=== Records supplied ===

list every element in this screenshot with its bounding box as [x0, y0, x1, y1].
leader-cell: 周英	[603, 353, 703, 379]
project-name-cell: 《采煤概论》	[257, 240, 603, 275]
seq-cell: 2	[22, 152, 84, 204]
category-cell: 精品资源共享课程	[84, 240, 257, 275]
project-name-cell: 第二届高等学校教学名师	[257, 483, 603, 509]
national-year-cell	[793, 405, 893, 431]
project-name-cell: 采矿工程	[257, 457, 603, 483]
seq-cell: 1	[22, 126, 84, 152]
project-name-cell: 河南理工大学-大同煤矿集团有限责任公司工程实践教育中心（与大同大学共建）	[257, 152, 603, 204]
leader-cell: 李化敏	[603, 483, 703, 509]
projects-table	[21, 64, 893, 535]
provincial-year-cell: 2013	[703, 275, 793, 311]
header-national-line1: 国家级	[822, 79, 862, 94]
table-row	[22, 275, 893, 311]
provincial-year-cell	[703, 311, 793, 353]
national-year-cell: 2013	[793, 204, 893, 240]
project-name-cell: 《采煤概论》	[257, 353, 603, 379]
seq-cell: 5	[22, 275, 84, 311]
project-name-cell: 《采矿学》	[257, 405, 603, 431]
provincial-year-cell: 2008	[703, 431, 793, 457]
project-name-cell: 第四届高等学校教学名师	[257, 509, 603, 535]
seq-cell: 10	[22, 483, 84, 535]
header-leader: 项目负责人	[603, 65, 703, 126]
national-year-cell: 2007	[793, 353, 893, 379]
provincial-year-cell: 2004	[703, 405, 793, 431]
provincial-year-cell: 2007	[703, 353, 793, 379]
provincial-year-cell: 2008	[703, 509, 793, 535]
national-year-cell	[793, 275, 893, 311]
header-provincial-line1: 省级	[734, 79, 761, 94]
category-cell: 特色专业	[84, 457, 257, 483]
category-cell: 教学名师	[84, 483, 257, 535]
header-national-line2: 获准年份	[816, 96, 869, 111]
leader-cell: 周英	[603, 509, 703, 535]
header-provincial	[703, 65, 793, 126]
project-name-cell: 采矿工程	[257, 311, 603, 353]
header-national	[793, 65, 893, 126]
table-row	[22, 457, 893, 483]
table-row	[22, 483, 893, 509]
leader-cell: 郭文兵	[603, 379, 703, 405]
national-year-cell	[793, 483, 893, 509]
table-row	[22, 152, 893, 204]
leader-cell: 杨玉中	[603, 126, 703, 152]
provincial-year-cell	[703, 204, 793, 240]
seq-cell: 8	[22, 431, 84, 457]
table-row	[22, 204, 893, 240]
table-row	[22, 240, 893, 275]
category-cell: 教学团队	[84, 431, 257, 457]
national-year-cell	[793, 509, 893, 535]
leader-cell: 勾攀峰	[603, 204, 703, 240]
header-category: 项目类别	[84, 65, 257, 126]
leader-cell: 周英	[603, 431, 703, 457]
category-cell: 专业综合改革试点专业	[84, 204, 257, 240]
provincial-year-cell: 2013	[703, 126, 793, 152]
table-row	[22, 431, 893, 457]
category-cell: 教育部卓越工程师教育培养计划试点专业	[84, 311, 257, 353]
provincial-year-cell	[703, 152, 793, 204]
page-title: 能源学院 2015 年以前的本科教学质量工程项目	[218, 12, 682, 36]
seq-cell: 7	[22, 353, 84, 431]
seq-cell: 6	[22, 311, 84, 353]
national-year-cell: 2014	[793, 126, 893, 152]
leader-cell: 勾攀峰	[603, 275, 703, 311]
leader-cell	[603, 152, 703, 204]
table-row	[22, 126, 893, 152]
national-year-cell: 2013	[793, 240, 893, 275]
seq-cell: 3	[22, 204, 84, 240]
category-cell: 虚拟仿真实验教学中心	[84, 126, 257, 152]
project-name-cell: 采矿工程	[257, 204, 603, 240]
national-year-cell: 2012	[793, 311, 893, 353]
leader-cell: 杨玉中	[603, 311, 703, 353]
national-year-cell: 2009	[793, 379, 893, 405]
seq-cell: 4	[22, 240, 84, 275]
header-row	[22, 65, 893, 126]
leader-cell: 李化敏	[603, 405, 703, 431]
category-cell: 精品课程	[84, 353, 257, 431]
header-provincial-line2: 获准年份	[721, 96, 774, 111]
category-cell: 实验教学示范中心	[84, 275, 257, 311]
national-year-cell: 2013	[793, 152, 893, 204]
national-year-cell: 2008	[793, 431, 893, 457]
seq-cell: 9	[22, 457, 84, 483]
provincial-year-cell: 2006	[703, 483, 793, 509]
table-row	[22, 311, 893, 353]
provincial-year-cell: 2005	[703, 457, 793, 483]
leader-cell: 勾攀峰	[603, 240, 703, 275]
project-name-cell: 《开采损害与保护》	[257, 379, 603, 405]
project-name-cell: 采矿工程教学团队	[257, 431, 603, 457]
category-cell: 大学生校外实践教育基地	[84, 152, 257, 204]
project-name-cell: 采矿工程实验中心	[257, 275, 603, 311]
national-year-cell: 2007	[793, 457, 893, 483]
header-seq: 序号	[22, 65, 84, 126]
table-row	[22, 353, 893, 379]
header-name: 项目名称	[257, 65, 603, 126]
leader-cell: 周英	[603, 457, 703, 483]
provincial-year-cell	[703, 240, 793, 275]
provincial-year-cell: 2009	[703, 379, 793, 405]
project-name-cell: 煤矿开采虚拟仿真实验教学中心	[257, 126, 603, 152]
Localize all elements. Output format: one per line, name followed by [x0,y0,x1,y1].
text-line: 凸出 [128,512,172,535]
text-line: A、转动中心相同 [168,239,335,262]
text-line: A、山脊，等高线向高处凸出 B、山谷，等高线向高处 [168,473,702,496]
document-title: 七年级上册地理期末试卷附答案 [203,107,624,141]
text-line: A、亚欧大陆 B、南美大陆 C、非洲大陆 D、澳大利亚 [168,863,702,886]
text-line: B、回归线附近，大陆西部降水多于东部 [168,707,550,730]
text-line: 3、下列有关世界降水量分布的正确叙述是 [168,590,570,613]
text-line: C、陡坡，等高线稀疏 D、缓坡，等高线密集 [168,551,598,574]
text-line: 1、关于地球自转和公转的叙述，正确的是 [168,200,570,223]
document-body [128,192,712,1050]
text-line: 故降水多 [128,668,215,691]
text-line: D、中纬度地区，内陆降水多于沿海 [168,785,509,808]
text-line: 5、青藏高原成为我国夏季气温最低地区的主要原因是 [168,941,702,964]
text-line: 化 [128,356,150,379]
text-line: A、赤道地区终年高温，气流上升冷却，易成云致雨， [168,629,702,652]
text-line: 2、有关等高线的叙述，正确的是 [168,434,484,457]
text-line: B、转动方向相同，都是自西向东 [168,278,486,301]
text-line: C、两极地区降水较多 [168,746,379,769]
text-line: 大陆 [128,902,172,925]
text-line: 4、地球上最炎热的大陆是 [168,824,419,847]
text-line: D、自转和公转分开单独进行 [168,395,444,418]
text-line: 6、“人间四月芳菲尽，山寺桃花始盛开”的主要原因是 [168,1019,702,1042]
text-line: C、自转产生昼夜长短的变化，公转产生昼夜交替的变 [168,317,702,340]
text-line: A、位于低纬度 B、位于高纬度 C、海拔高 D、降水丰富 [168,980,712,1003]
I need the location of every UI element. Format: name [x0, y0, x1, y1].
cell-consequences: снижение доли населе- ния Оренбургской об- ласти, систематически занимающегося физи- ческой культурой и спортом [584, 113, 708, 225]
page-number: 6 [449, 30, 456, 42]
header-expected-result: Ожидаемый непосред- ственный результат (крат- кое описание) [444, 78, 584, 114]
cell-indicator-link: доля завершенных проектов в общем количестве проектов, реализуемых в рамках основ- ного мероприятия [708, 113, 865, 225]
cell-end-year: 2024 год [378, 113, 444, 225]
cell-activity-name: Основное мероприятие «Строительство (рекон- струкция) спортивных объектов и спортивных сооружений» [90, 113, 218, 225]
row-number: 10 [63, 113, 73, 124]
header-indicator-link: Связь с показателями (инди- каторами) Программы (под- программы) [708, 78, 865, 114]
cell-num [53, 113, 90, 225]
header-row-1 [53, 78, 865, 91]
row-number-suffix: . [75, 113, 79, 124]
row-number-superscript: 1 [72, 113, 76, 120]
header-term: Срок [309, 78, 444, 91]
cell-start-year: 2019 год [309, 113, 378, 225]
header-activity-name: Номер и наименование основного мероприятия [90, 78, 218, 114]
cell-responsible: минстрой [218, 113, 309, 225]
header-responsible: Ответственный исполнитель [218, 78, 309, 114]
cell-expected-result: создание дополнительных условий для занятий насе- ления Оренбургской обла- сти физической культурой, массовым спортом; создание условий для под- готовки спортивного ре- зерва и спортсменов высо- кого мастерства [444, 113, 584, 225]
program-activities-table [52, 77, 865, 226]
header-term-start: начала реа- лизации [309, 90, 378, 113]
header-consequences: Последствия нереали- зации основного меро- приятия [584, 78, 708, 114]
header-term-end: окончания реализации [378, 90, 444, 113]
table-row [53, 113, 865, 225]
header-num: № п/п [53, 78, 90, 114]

===

> **Task to carry out**
Starting at the first line of the material and ending at the line that contains "311, 257, 353]", lay out those lines as a numbered list, leaving out any blank lines.

> **Answer for the task**
1. list every element in this screenshot with its bounding box as [x0, y0, x1, y1].
2. leader-cell: 周英	[603, 353, 703, 379]
3. project-name-cell: 《采煤概论》	[257, 240, 603, 275]
4. seq-cell: 2	[22, 152, 84, 204]
5. category-cell: 精品资源共享课程	[84, 240, 257, 275]
6. project-name-cell: 第二届高等学校教学名师	[257, 483, 603, 509]
7. national-year-cell	[793, 405, 893, 431]
8. project-name-cell: 采矿工程	[257, 457, 603, 483]
9. seq-cell: 1	[22, 126, 84, 152]
10. project-name-cell: 河南理工大学-大同煤矿集团有限责任公司工程实践教育中心（与大同大学共建）	[257, 152, 603, 204]
11. leader-cell: 李化敏	[603, 483, 703, 509]
12. projects-table	[21, 64, 893, 535]
13. provincial-year-cell: 2013	[703, 275, 793, 311]
14. header-national-line1: 国家级	[822, 79, 862, 94]
15. table-row	[22, 275, 893, 311]
16. provincial-year-cell	[703, 311, 793, 353]
17. national-year-cell: 2013	[793, 204, 893, 240]
18. project-name-cell: 《采煤概论》	[257, 353, 603, 379]
19. seq-cell: 5	[22, 275, 84, 311]
20. project-name-cell: 《采矿学》	[257, 405, 603, 431]
21. provincial-year-cell: 2008	[703, 431, 793, 457]
22. project-name-cell: 第四届高等学校教学名师	[257, 509, 603, 535]
23. seq-cell: 10	[22, 483, 84, 535]
24. header-leader: 项目负责人	[603, 65, 703, 126]
25. national-year-cell: 2007	[793, 353, 893, 379]
26. provincial-year-cell: 2004	[703, 405, 793, 431]
27. provincial-year-cell: 2007	[703, 353, 793, 379]
28. provincial-year-cell: 2008	[703, 509, 793, 535]
29. national-year-cell	[793, 275, 893, 311]
30. header-provincial-line1: 省级	[734, 79, 761, 94]
31. category-cell: 特色专业	[84, 457, 257, 483]
32. category-cell: 教学名师	[84, 483, 257, 535]
33. header-national-line2: 获准年份	[816, 96, 869, 111]
34. leader-cell: 周英	[603, 509, 703, 535]
35. header-provincial	[703, 65, 793, 126]
36. project-name-cell: 采矿工程	[257, 311, 603, 353]
37. header-national	[793, 65, 893, 126]
38. table-row	[22, 457, 893, 483]
39. table-row	[22, 483, 893, 509]
40. leader-cell: 郭文兵	[603, 379, 703, 405]
41. national-year-cell	[793, 483, 893, 509]
42. table-row	[22, 152, 893, 204]
43. leader-cell: 杨玉中	[603, 126, 703, 152]
44. provincial-year-cell	[703, 204, 793, 240]
45. seq-cell: 8	[22, 431, 84, 457]
46. table-row	[22, 204, 893, 240]
47. table-row	[22, 240, 893, 275]
48. category-cell: 教学团队	[84, 431, 257, 457]
49. national-year-cell	[793, 509, 893, 535]
50. leader-cell: 勾攀峰	[603, 204, 703, 240]
51. header-category: 项目类别	[84, 65, 257, 126]
52. leader-cell: 周英	[603, 431, 703, 457]
53. category-cell: 专业综合改革试点专业	[84, 204, 257, 240]
54. provincial-year-cell: 2013	[703, 126, 793, 152]
55. table-row	[22, 431, 893, 457]
56. category-cell: 教育部卓越工程师教育培养计划试点专业	[84, 311, 257, 353]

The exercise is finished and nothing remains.